Search the records for the word "Hepatitis". Copy every line where it appears.

------ INFORMATION GIVEN ------

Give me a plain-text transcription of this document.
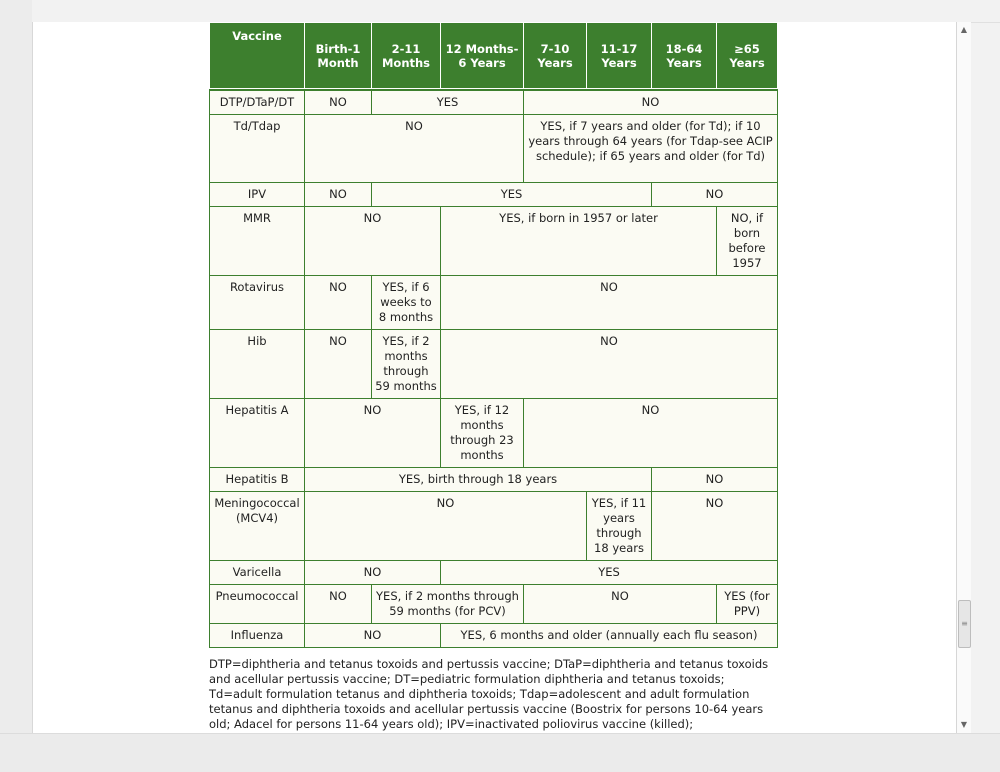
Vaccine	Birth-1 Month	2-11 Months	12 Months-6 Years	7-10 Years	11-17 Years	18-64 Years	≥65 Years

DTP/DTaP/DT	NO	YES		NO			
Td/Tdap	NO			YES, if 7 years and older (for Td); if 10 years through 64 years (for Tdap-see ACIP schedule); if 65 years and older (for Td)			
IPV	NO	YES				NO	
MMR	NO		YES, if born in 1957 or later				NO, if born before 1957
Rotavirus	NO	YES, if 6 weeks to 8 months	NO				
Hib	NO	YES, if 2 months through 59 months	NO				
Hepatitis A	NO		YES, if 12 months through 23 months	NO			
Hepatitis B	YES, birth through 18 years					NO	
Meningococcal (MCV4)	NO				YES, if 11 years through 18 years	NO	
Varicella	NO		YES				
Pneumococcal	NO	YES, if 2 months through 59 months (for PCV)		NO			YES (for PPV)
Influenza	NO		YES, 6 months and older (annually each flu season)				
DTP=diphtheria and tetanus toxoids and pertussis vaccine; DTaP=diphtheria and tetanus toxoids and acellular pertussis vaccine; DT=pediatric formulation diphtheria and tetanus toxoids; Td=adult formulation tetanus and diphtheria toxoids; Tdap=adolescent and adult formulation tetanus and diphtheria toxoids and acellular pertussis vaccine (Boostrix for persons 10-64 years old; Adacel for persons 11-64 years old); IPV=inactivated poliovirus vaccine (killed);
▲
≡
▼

------
------ INFORMATION GIVEN ------

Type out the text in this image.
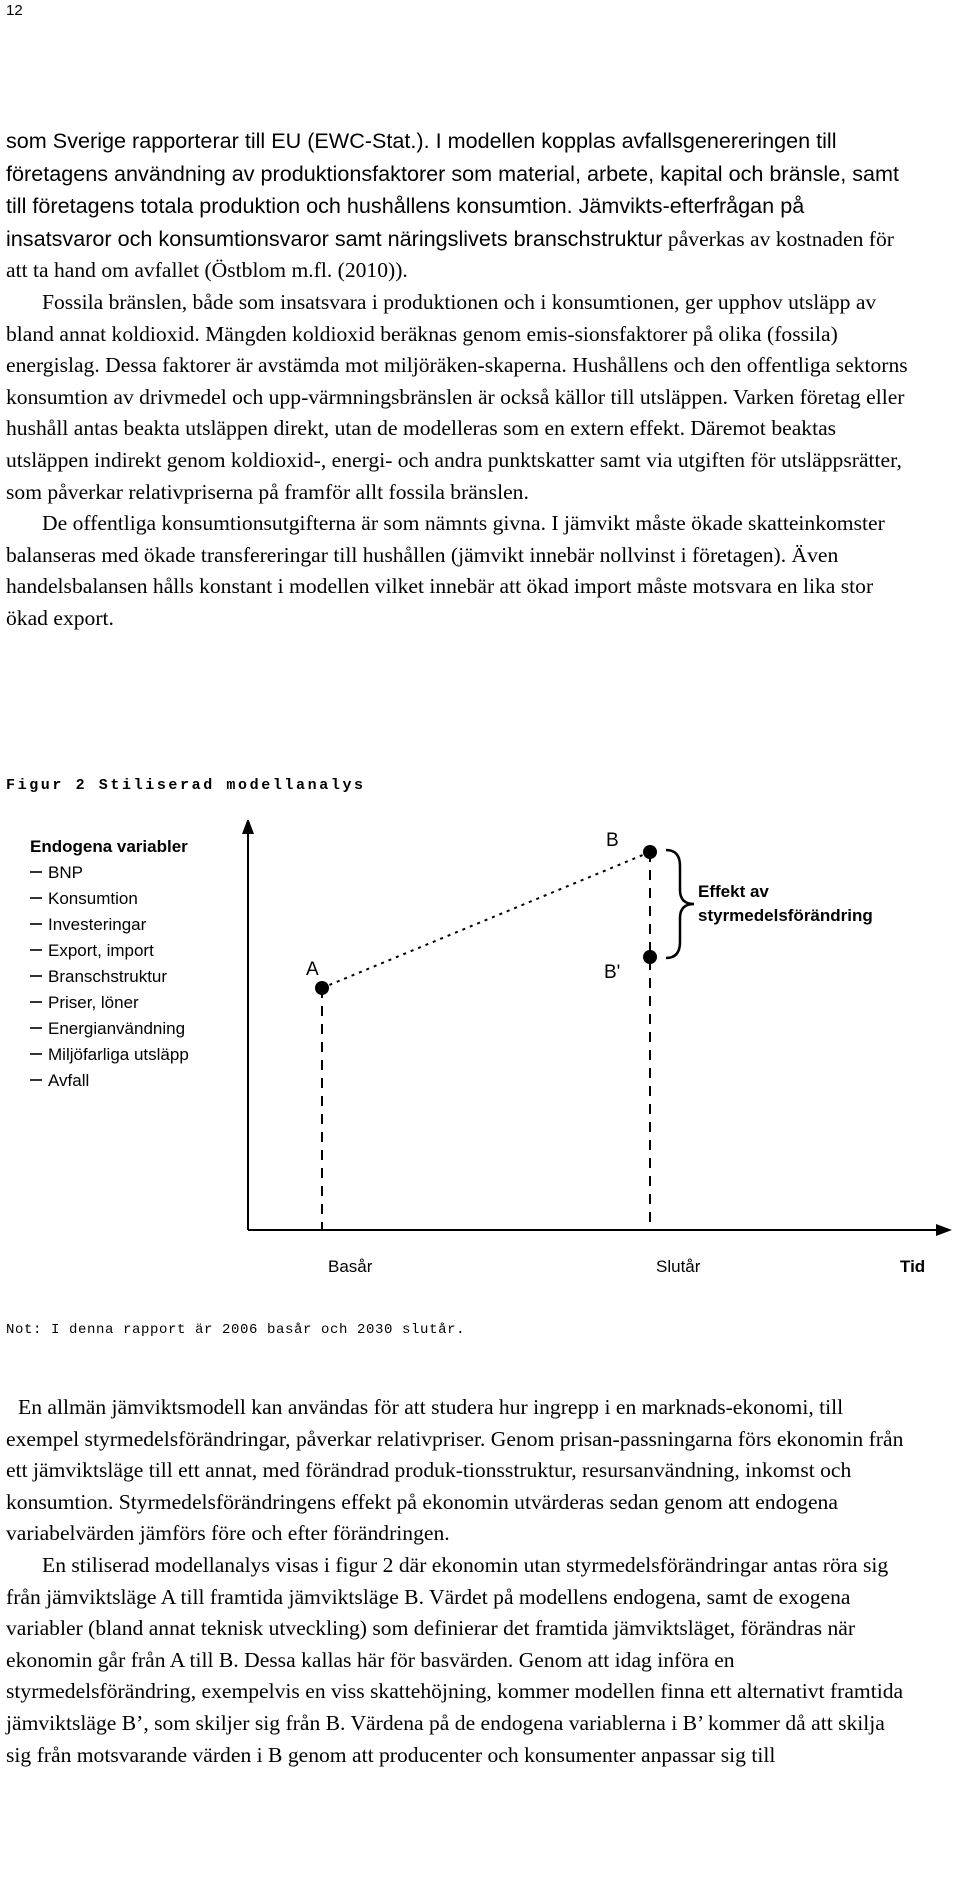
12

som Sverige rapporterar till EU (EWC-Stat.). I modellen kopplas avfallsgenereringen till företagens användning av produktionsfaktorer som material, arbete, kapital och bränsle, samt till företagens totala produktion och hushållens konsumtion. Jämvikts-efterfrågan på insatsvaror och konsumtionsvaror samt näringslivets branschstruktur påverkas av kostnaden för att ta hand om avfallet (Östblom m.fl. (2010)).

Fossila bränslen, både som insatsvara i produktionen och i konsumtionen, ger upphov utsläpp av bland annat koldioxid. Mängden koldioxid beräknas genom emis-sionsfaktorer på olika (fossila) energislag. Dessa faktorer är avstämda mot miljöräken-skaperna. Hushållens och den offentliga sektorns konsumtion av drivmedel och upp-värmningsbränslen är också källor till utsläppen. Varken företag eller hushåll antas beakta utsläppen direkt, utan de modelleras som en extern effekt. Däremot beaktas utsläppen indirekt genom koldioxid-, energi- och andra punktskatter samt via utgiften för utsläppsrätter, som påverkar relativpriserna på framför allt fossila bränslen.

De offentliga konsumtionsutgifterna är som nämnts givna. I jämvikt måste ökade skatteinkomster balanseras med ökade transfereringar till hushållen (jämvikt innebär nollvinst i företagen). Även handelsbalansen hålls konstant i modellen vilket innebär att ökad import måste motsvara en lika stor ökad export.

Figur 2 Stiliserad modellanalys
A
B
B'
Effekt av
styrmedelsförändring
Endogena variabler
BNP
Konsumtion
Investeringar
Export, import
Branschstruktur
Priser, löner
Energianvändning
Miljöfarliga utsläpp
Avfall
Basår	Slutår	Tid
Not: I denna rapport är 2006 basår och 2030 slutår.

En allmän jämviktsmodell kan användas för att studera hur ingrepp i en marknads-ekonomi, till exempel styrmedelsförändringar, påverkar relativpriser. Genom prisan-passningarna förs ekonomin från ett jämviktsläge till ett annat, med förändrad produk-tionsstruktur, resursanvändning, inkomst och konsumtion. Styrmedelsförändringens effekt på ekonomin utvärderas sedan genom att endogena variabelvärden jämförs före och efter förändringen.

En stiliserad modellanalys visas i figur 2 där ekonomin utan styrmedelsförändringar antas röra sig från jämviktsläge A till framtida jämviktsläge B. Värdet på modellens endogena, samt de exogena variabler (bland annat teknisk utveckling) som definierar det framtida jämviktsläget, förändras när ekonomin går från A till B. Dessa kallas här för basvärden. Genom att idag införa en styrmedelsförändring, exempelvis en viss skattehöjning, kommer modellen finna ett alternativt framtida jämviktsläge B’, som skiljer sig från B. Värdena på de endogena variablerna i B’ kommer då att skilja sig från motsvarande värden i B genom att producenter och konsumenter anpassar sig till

------

- RESULT FOR THIS EXERCISE:
Hepatitis A	NO		YES, if 12 months through 23 months	NO			
Hepatitis B	YES, birth through 18 years					NO	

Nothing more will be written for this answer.